• **Directive**:
Skip any picture you find and retype all the remaining lines exactly.

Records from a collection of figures
────

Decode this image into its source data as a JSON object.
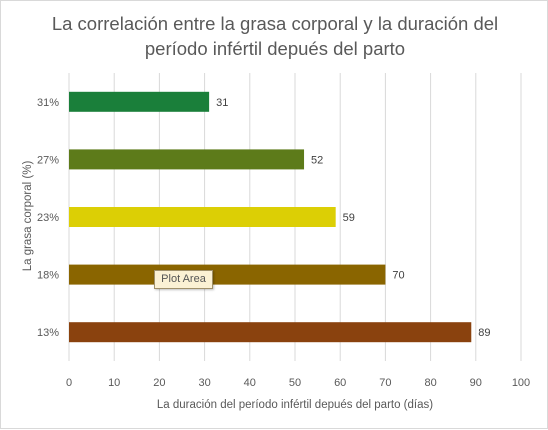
{
  "chart_data": {
    "type": "bar",
    "orientation": "horizontal",
    "title_lines": [
      "La correlación entre la grasa corporal y la duración del",
      "período infértil depués del parto"
    ],
    "xlabel": "La duración del período infértil depués del parto (días)",
    "ylabel": "La grasa corporal (%)",
    "categories": [
      "31%",
      "27%",
      "23%",
      "18%",
      "13%"
    ],
    "values": [
      31,
      52,
      59,
      70,
      89
    ],
    "colors": [
      "#1a7f3a",
      "#5d7b1a",
      "#dccf05",
      "#8a6500",
      "#8a420e"
    ],
    "xlim": [
      0,
      100
    ],
    "xticks": [
      0,
      10,
      20,
      30,
      40,
      50,
      60,
      70,
      80,
      90,
      100
    ],
    "grid": true,
    "legend": "none",
    "data_labels": true
  },
  "tooltip": {
    "text": "Plot Area"
  }
}
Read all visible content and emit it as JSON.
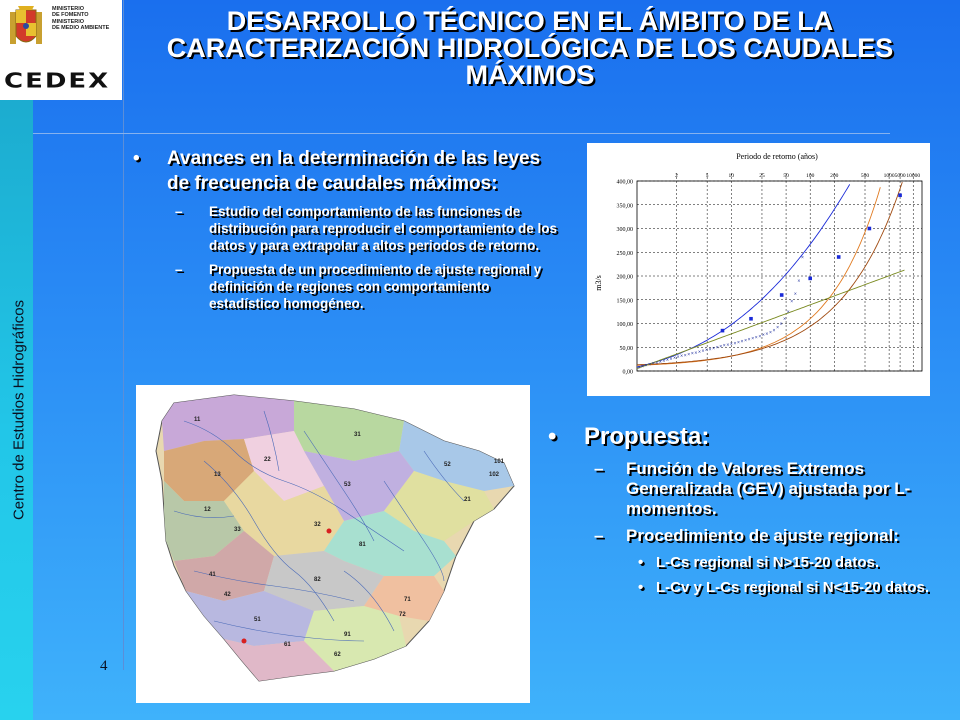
{
  "sidebar": {
    "label": "Centro de Estudios Hidrográficos"
  },
  "logo": {
    "ministry_lines": [
      "MINISTERIO",
      "DE FOMENTO",
      "MINISTERIO",
      "DE MEDIO AMBIENTE"
    ],
    "org": "CEDEX"
  },
  "title": "DESARROLLO TÉCNICO EN EL ÁMBITO DE LA CARACTERIZACIÓN HIDROLÓGICA DE LOS CAUDALES MÁXIMOS",
  "left": {
    "bullet": "Avances en la determinación de las leyes de frecuencia de caudales máximos:",
    "subitems": [
      "Estudio del comportamiento de las funciones de distribución para reproducir el comportamiento de los datos y para extrapolar a altos periodos de retorno.",
      "Propuesta de un procedimiento de ajuste regional y definición de regiones con comportamiento estadístico homogéneo."
    ]
  },
  "right": {
    "bullet": "Propuesta:",
    "subitems": [
      "Función de Valores Extremos Generalizada (GEV) ajustada por L-momentos.",
      "Procedimiento de ajuste regional:"
    ],
    "subsub": [
      "L-Cs regional si N>15-20 datos.",
      "L-Cv y L-Cs regional si N<15-20 datos."
    ]
  },
  "page_number": "4",
  "map": {
    "region_labels": [
      "11",
      "31",
      "52",
      "101",
      "13",
      "53",
      "21",
      "33",
      "32",
      "81",
      "82",
      "41",
      "71",
      "72",
      "51",
      "91",
      "102",
      "22",
      "42",
      "61",
      "62",
      "12"
    ]
  },
  "chart_data": {
    "type": "scatter",
    "title": "Periodo de retorno (años)",
    "ylabel": "m3/s",
    "ylim": [
      0,
      400
    ],
    "yticks": [
      "0,00",
      "50,00",
      "100,00",
      "150,00",
      "200,00",
      "250,00",
      "300,00",
      "350,00",
      "400,00"
    ],
    "return_periods": [
      "2",
      "5",
      "10",
      "25",
      "50",
      "100",
      "200",
      "500",
      "1000",
      "5000",
      "10000"
    ],
    "series": [
      {
        "points_x": [
          0.02,
          0.05,
          0.08,
          0.11,
          0.14,
          0.17,
          0.2,
          0.23,
          0.26,
          0.29,
          0.32,
          0.35,
          0.38,
          0.41,
          0.44,
          0.47,
          0.5,
          0.53,
          0.56,
          0.59,
          0.62,
          0.65,
          0.68,
          0.71,
          0.74,
          0.77,
          0.8,
          0.83,
          0.86,
          0.89,
          0.92,
          0.95,
          0.98,
          1.01,
          1.04,
          1.07,
          1.1,
          1.13,
          1.16,
          1.19,
          1.22,
          1.25,
          1.28,
          1.31,
          1.34,
          1.37,
          1.4
        ],
        "values": [
          8,
          10,
          12,
          14,
          16,
          18,
          20,
          22,
          24,
          26,
          28,
          30,
          32,
          33,
          35,
          37,
          39,
          41,
          43,
          45,
          46,
          48,
          50,
          52,
          54,
          55,
          57,
          59,
          61,
          63,
          65,
          67,
          69,
          71,
          73,
          76,
          79,
          82,
          86,
          92,
          100,
          110,
          125,
          147,
          163,
          190,
          240
        ]
      },
      {
        "points_x": [
          3.9,
          5.2,
          6.6,
          7.9,
          9.2,
          10.6,
          12.0
        ],
        "values": [
          85,
          110,
          160,
          195,
          240,
          300,
          370
        ]
      }
    ],
    "fit_curves": [
      {
        "color": "#e07a20"
      },
      {
        "color": "#a04a10"
      },
      {
        "color": "#1a2ad8"
      },
      {
        "color": "#7a8a20"
      }
    ]
  }
}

────

• **Solution to the problem**:
Decode this image into its source data as a JSON object.
{
  "chart_data": {
    "type": "bar",
    "orientation": "horizontal",
    "title_lines": [
      "La correlación entre la grasa corporal y la duración del",
      "período infértil depués del parto"
    ],
    "xlabel": "La duración del período infértil depués del parto (días)",
    "ylabel": "La grasa corporal (%)",
    "categories": [
      "31%",
      "27%",
      "23%",
      "18%",
      "13%"
    ],
    "values": [
      31,
      52,
      59,
      70,
      89
    ],
    "colors": [
      "#1a7f3a",
      "#5d7b1a",
      "#dccf05",
      "#8a6500",
      "#8a420e"
    ],
    "xlim": [
      0,
      100
    ],
    "xticks": [
      0,
      10,
      20,
      30,
      40,
      50,
      60,
      70,
      80,
      90,
      100
    ],
    "grid": true,
    "legend": "none",
    "data_labels": true
  },
  "tooltip": {
    "text": "Plot Area"
  }
}
Read all visible content and emit it as JSON.
{
  "sidebar": {
    "label": "Centro de Estudios Hidrográficos"
  },
  "logo": {
    "ministry_lines": [
      "MINISTERIO",
      "DE FOMENTO",
      "MINISTERIO",
      "DE MEDIO AMBIENTE"
    ],
    "org": "CEDEX"
  },
  "title": "DESARROLLO TÉCNICO EN EL ÁMBITO DE LA CARACTERIZACIÓN HIDROLÓGICA DE LOS CAUDALES MÁXIMOS",
  "left": {
    "bullet": "Avances en la determinación de las leyes de frecuencia de caudales máximos:",
    "subitems": [
      "Estudio del comportamiento de las funciones de distribución para reproducir el comportamiento de los datos y para extrapolar a altos periodos de retorno.",
      "Propuesta de un procedimiento de ajuste regional y definición de regiones con comportamiento estadístico homogéneo."
    ]
  },
  "right": {
    "bullet": "Propuesta:",
    "subitems": [
      "Función de Valores Extremos Generalizada (GEV) ajustada por L-momentos.",
      "Procedimiento de ajuste regional:"
    ],
    "subsub": [
      "L-Cs regional si N>15-20 datos.",
      "L-Cv y L-Cs regional si N<15-20 datos."
    ]
  },
  "page_number": "4",
  "map": {
    "region_labels": [
      "11",
      "31",
      "52",
      "101",
      "13",
      "53",
      "21",
      "33",
      "32",
      "81",
      "82",
      "41",
      "71",
      "72",
      "51",
      "91",
      "102",
      "22",
      "42",
      "61",
      "62",
      "12"
    ]
  },
  "chart_data": {
    "type": "scatter",
    "title": "Periodo de retorno (años)",
    "ylabel": "m3/s",
    "ylim": [
      0,
      400
    ],
    "yticks": [
      "0,00",
      "50,00",
      "100,00",
      "150,00",
      "200,00",
      "250,00",
      "300,00",
      "350,00",
      "400,00"
    ],
    "return_periods": [
      "2",
      "5",
      "10",
      "25",
      "50",
      "100",
      "200",
      "500",
      "1000",
      "5000",
      "10000"
    ],
    "series": [
      {
        "points_x": [
          0.02,
          0.05,
          0.08,
          0.11,
          0.14,
          0.17,
          0.2,
          0.23,
          0.26,
          0.29,
          0.32,
          0.35,
          0.38,
          0.41,
          0.44,
          0.47,
          0.5,
          0.53,
          0.56,
          0.59,
          0.62,
          0.65,
          0.68,
          0.71,
          0.74,
          0.77,
          0.8,
          0.83,
          0.86,
          0.89,
          0.92,
          0.95,
          0.98,
          1.01,
          1.04,
          1.07,
          1.1,
          1.13,
          1.16,
          1.19,
          1.22,
          1.25,
          1.28,
          1.31,
          1.34,
          1.37,
          1.4
        ],
        "values": [
          8,
          10,
          12,
          14,
          16,
          18,
          20,
          22,
          24,
          26,
          28,
          30,
          32,
          33,
          35,
          37,
          39,
          41,
          43,
          45,
          46,
          48,
          50,
          52,
          54,
          55,
          57,
          59,
          61,
          63,
          65,
          67,
          69,
          71,
          73,
          76,
          79,
          82,
          86,
          92,
          100,
          110,
          125,
          147,
          163,
          190,
          240
        ]
      },
      {
        "points_x": [
          3.9,
          5.2,
          6.6,
          7.9,
          9.2,
          10.6,
          12.0
        ],
        "values": [
          85,
          110,
          160,
          195,
          240,
          300,
          370
        ]
      }
    ],
    "fit_curves": [
      {
        "color": "#e07a20"
      },
      {
        "color": "#a04a10"
      },
      {
        "color": "#1a2ad8"
      },
      {
        "color": "#7a8a20"
      }
    ]
  }
}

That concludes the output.